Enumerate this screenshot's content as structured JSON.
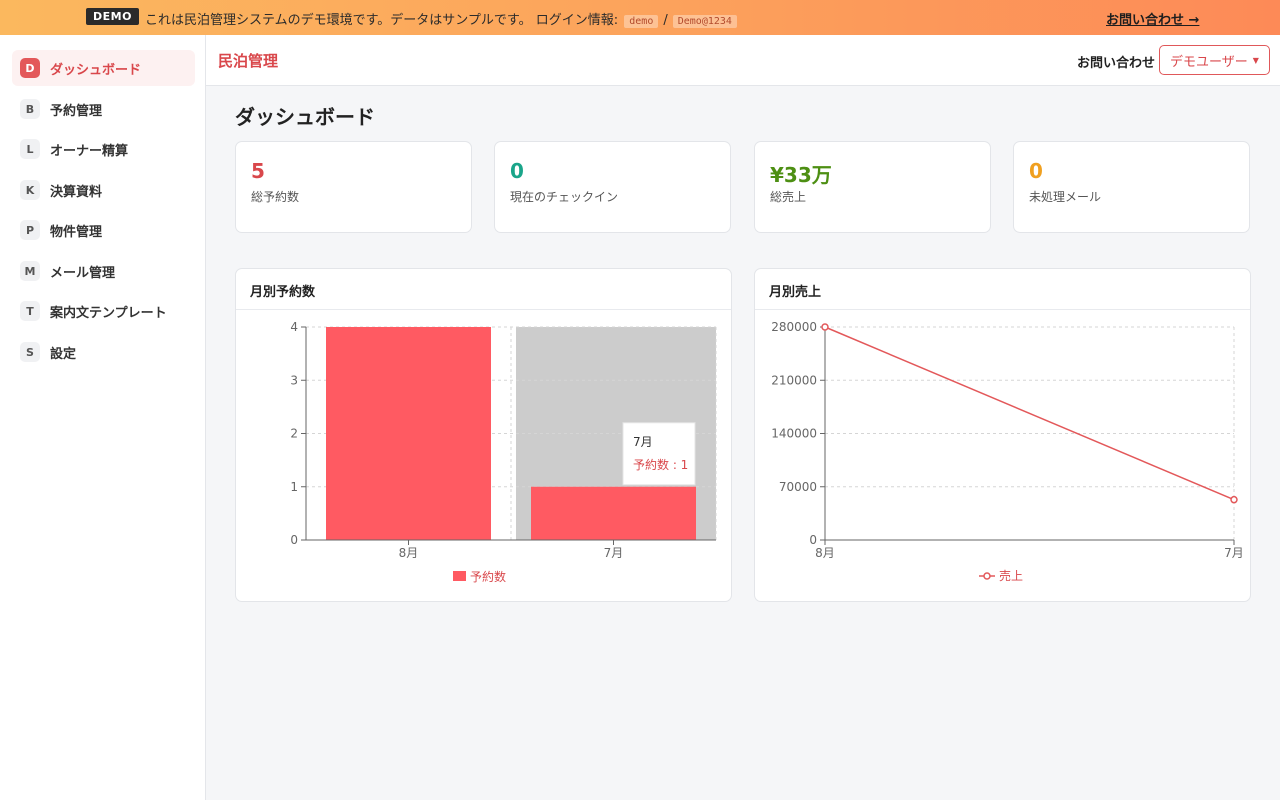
{
  "banner": {
    "badge": "DEMO",
    "message": "これは民泊管理システムのデモ環境です。データはサンプルです。 ログイン情報: ",
    "login_user": "demo",
    "separator": "/",
    "login_pass": "Demo@1234",
    "contact_link": "お問い合わせ →"
  },
  "sidebar": {
    "items": [
      {
        "key": "D",
        "label": "ダッシュボード",
        "active": true
      },
      {
        "key": "B",
        "label": "予約管理"
      },
      {
        "key": "L",
        "label": "オーナー精算"
      },
      {
        "key": "K",
        "label": "決算資料"
      },
      {
        "key": "P",
        "label": "物件管理"
      },
      {
        "key": "M",
        "label": "メール管理"
      },
      {
        "key": "T",
        "label": "案内文テンプレート"
      },
      {
        "key": "S",
        "label": "設定"
      }
    ]
  },
  "header": {
    "brand": "民泊管理",
    "contact": "お問い合わせ",
    "user_menu": "デモユーザー"
  },
  "page": {
    "title": "ダッシュボード"
  },
  "stats": [
    {
      "value": "5",
      "caption": "総予約数",
      "color": "#d9474b"
    },
    {
      "value": "0",
      "caption": "現在のチェックイン",
      "color": "#1aa58a"
    },
    {
      "value": "¥33万",
      "caption": "総売上",
      "color": "#4d8f13"
    },
    {
      "value": "0",
      "caption": "未処理メール",
      "color": "#f0a020"
    }
  ],
  "colors": {
    "accent": "#d9474b",
    "bar": "#ff5a62",
    "line": "#e3585a",
    "hover_band": "#cccccc"
  },
  "chart_data": [
    {
      "type": "bar",
      "title": "月別予約数",
      "categories": [
        "8月",
        "7月"
      ],
      "series": [
        {
          "name": "予約数",
          "values": [
            4,
            1
          ]
        }
      ],
      "ylim": [
        0,
        4
      ],
      "yticks": [
        0,
        1,
        2,
        3,
        4
      ],
      "grid": true,
      "legend": "bottom",
      "tooltip": {
        "category": "7月",
        "label": "予約数 : 1"
      }
    },
    {
      "type": "line",
      "title": "月別売上",
      "categories": [
        "8月",
        "7月"
      ],
      "series": [
        {
          "name": "売上",
          "values": [
            280000,
            53000
          ]
        }
      ],
      "ylim": [
        0,
        280000
      ],
      "yticks": [
        0,
        70000,
        140000,
        210000,
        280000
      ],
      "grid": true,
      "legend": "bottom"
    }
  ]
}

____

» **To be done**
Your task is to return the entries above exactly, with no pictures.

» **The result**
Enumerate this screenshot's content as structured JSON.
{
  "banner": {
    "badge": "DEMO",
    "message": "これは民泊管理システムのデモ環境です。データはサンプルです。 ログイン情報: ",
    "login_user": "demo",
    "separator": "/",
    "login_pass": "Demo@1234",
    "contact_link": "お問い合わせ →"
  },
  "sidebar": {
    "items": [
      {
        "key": "D",
        "label": "ダッシュボード",
        "active": true
      },
      {
        "key": "B",
        "label": "予約管理"
      },
      {
        "key": "L",
        "label": "オーナー精算"
      },
      {
        "key": "K",
        "label": "決算資料"
      },
      {
        "key": "P",
        "label": "物件管理"
      },
      {
        "key": "M",
        "label": "メール管理"
      },
      {
        "key": "T",
        "label": "案内文テンプレート"
      },
      {
        "key": "S",
        "label": "設定"
      }
    ]
  },
  "header": {
    "brand": "民泊管理",
    "contact": "お問い合わせ",
    "user_menu": "デモユーザー"
  },
  "page": {
    "title": "ダッシュボード"
  },
  "stats": [
    {
      "value": "5",
      "caption": "総予約数",
      "color": "#d9474b"
    },
    {
      "value": "0",
      "caption": "現在のチェックイン",
      "color": "#1aa58a"
    },
    {
      "value": "¥33万",
      "caption": "総売上",
      "color": "#4d8f13"
    },
    {
      "value": "0",
      "caption": "未処理メール",
      "color": "#f0a020"
    }
  ],
  "colors": {
    "accent": "#d9474b",
    "bar": "#ff5a62",
    "line": "#e3585a",
    "hover_band": "#cccccc"
  },
  "chart_data": [
    {
      "type": "bar",
      "title": "月別予約数",
      "categories": [
        "8月",
        "7月"
      ],
      "series": [
        {
          "name": "予約数",
          "values": [
            4,
            1
          ]
        }
      ],
      "ylim": [
        0,
        4
      ],
      "yticks": [
        0,
        1,
        2,
        3,
        4
      ],
      "grid": true,
      "legend": "bottom",
      "tooltip": {
        "category": "7月",
        "label": "予約数 : 1"
      }
    },
    {
      "type": "line",
      "title": "月別売上",
      "categories": [
        "8月",
        "7月"
      ],
      "series": [
        {
          "name": "売上",
          "values": [
            280000,
            53000
          ]
        }
      ],
      "ylim": [
        0,
        280000
      ],
      "yticks": [
        0,
        70000,
        140000,
        210000,
        280000
      ],
      "grid": true,
      "legend": "bottom"
    }
  ]
}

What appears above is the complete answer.